(Data tied to figure images)
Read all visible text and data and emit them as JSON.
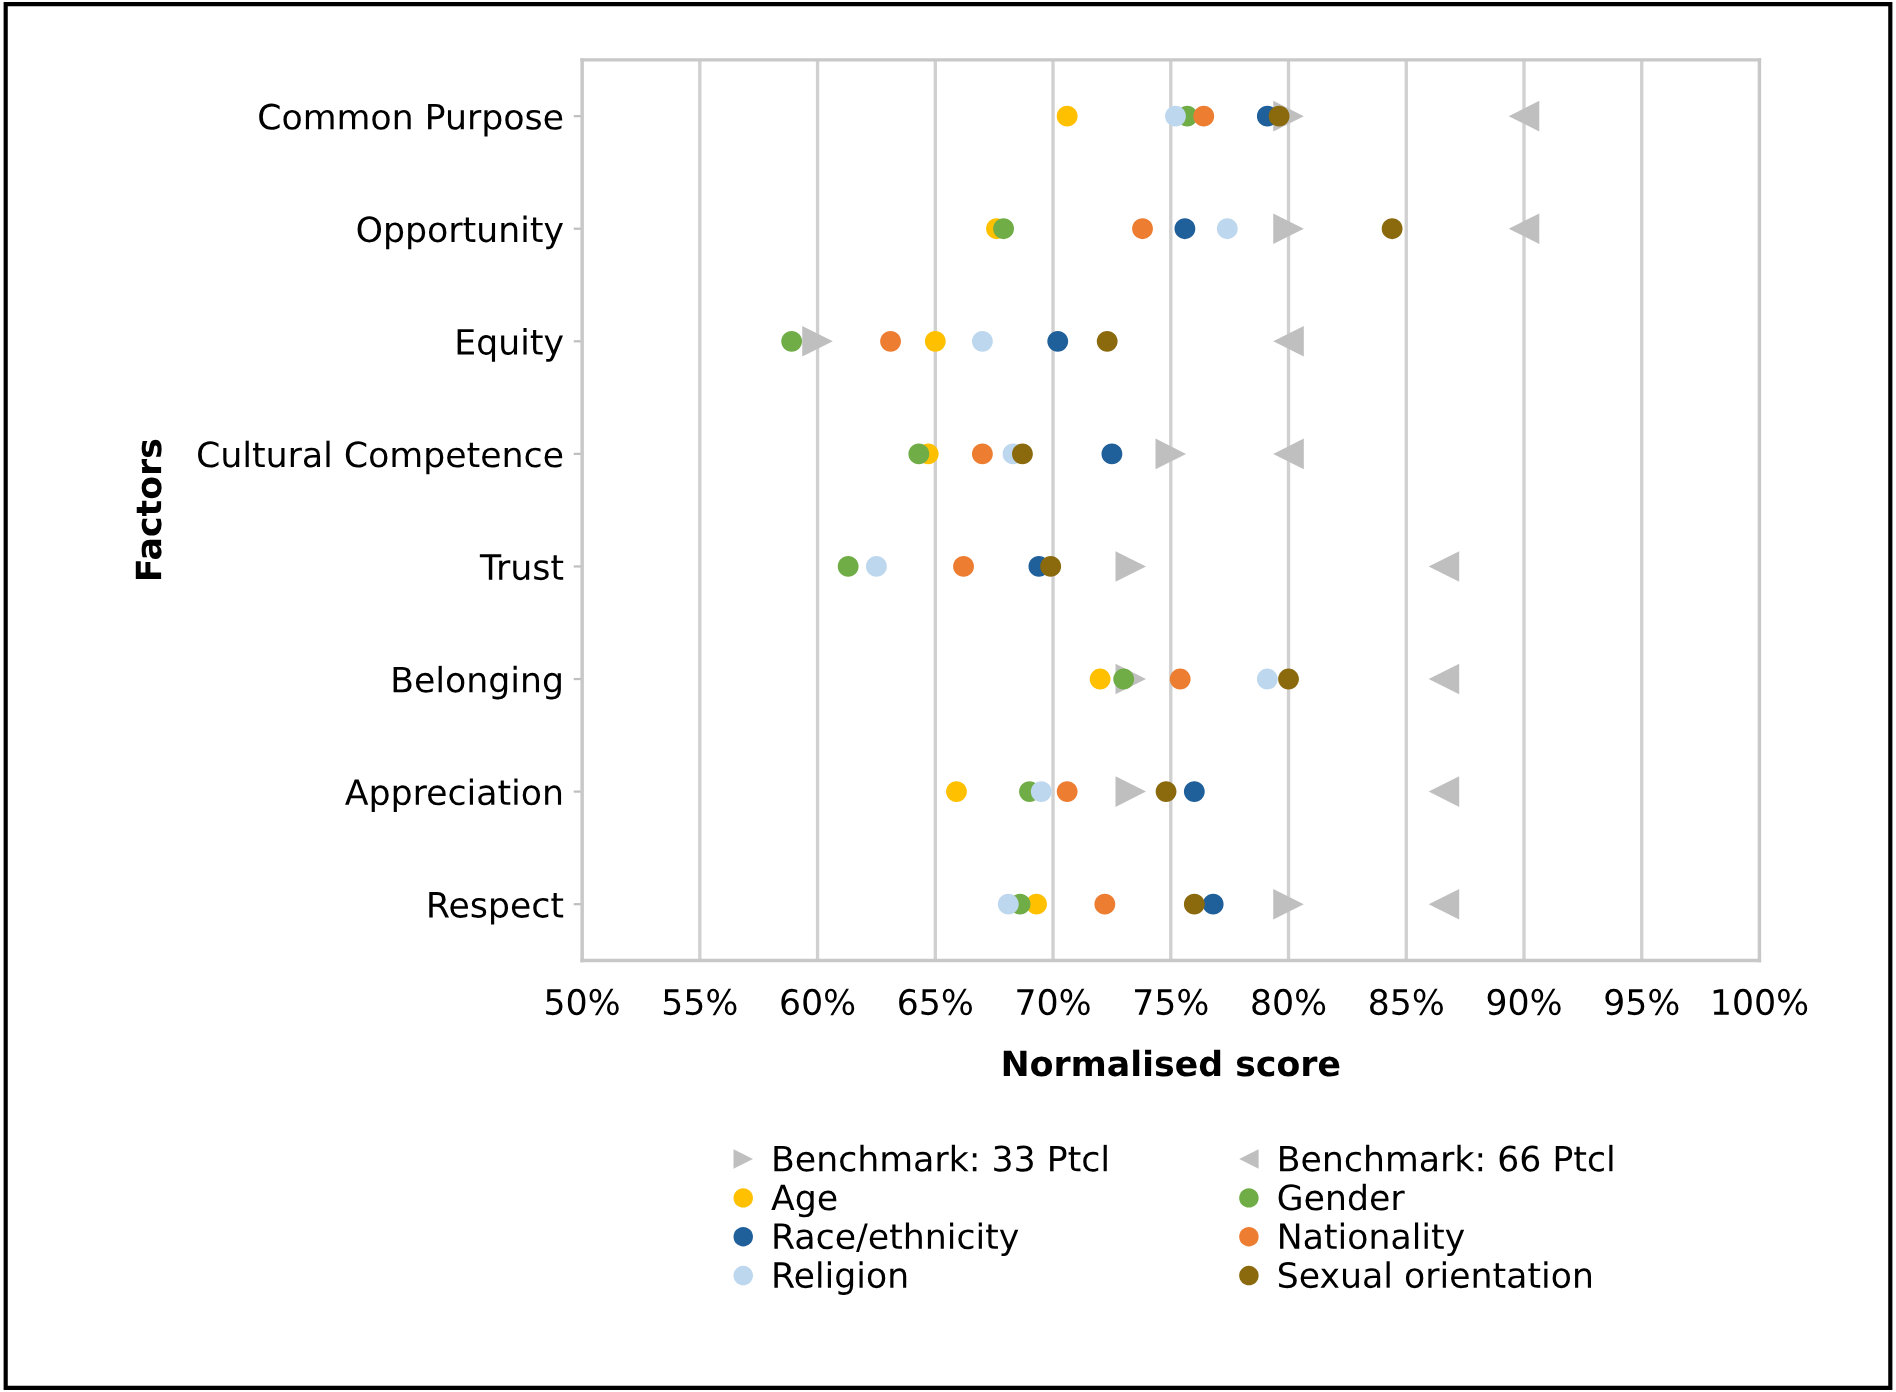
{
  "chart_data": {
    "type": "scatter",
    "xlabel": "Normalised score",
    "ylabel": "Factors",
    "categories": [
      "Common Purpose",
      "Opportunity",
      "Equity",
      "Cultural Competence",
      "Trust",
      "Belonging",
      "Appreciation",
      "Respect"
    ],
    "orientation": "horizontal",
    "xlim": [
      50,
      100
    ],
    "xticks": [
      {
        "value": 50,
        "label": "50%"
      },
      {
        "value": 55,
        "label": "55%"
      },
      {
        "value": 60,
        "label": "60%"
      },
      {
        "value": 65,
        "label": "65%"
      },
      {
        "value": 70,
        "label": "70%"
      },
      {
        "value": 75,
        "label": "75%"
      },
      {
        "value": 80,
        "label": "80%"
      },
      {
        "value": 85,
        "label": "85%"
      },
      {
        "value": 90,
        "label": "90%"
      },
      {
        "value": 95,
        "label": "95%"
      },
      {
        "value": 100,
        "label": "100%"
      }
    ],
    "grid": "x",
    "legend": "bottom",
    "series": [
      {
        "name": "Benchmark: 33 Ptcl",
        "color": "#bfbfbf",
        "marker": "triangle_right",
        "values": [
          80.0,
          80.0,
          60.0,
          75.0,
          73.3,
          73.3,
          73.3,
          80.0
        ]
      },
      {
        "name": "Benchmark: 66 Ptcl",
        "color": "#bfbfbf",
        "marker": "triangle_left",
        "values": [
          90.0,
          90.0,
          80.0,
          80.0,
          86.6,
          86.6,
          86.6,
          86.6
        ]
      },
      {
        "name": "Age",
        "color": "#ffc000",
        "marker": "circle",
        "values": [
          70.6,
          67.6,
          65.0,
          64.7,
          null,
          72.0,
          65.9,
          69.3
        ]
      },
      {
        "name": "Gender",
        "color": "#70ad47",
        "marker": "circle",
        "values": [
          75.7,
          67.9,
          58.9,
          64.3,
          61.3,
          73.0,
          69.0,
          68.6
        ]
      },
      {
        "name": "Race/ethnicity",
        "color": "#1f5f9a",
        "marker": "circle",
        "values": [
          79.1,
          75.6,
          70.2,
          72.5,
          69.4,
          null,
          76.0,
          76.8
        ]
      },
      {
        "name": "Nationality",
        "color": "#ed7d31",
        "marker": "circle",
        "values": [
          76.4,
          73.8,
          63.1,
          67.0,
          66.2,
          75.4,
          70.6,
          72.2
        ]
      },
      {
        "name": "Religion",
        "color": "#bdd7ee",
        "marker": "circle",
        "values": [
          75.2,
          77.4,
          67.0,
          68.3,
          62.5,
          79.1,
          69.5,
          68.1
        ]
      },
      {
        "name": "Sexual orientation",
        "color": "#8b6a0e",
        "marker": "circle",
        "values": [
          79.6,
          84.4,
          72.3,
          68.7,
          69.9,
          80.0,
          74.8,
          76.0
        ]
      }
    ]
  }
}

• **JOB**:
Print the complete listing exactly as it stands, without its pictures.

• **WRITTEN RESPONSE**:
Read all visible text and data and emit them as JSON.
{
  "chart_data": {
    "type": "scatter",
    "xlabel": "Normalised score",
    "ylabel": "Factors",
    "categories": [
      "Common Purpose",
      "Opportunity",
      "Equity",
      "Cultural Competence",
      "Trust",
      "Belonging",
      "Appreciation",
      "Respect"
    ],
    "orientation": "horizontal",
    "xlim": [
      50,
      100
    ],
    "xticks": [
      {
        "value": 50,
        "label": "50%"
      },
      {
        "value": 55,
        "label": "55%"
      },
      {
        "value": 60,
        "label": "60%"
      },
      {
        "value": 65,
        "label": "65%"
      },
      {
        "value": 70,
        "label": "70%"
      },
      {
        "value": 75,
        "label": "75%"
      },
      {
        "value": 80,
        "label": "80%"
      },
      {
        "value": 85,
        "label": "85%"
      },
      {
        "value": 90,
        "label": "90%"
      },
      {
        "value": 95,
        "label": "95%"
      },
      {
        "value": 100,
        "label": "100%"
      }
    ],
    "grid": "x",
    "legend": "bottom",
    "series": [
      {
        "name": "Benchmark: 33 Ptcl",
        "color": "#bfbfbf",
        "marker": "triangle_right",
        "values": [
          80.0,
          80.0,
          60.0,
          75.0,
          73.3,
          73.3,
          73.3,
          80.0
        ]
      },
      {
        "name": "Benchmark: 66 Ptcl",
        "color": "#bfbfbf",
        "marker": "triangle_left",
        "values": [
          90.0,
          90.0,
          80.0,
          80.0,
          86.6,
          86.6,
          86.6,
          86.6
        ]
      },
      {
        "name": "Age",
        "color": "#ffc000",
        "marker": "circle",
        "values": [
          70.6,
          67.6,
          65.0,
          64.7,
          null,
          72.0,
          65.9,
          69.3
        ]
      },
      {
        "name": "Gender",
        "color": "#70ad47",
        "marker": "circle",
        "values": [
          75.7,
          67.9,
          58.9,
          64.3,
          61.3,
          73.0,
          69.0,
          68.6
        ]
      },
      {
        "name": "Race/ethnicity",
        "color": "#1f5f9a",
        "marker": "circle",
        "values": [
          79.1,
          75.6,
          70.2,
          72.5,
          69.4,
          null,
          76.0,
          76.8
        ]
      },
      {
        "name": "Nationality",
        "color": "#ed7d31",
        "marker": "circle",
        "values": [
          76.4,
          73.8,
          63.1,
          67.0,
          66.2,
          75.4,
          70.6,
          72.2
        ]
      },
      {
        "name": "Religion",
        "color": "#bdd7ee",
        "marker": "circle",
        "values": [
          75.2,
          77.4,
          67.0,
          68.3,
          62.5,
          79.1,
          69.5,
          68.1
        ]
      },
      {
        "name": "Sexual orientation",
        "color": "#8b6a0e",
        "marker": "circle",
        "values": [
          79.6,
          84.4,
          72.3,
          68.7,
          69.9,
          80.0,
          74.8,
          76.0
        ]
      }
    ]
  }
}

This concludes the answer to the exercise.